[Entries taken from a collection]
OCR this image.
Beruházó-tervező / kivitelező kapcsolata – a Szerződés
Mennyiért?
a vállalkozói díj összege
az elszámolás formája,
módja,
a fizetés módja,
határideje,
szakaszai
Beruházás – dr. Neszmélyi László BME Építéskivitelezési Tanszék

-- Objective --
Above are the records; copy all of them exactly.

-- Correct result --
OCR this image.
Beruházó-tervező / kivitelező kapcsolata – a Szerződés
Mennyiért?
a vállalkozói díj összege
az elszámolás formája,
módja,
a fizetés módja,
határideje,
szakaszai
Beruházás – dr. Neszmélyi László BME Építéskivitelezési Tanszék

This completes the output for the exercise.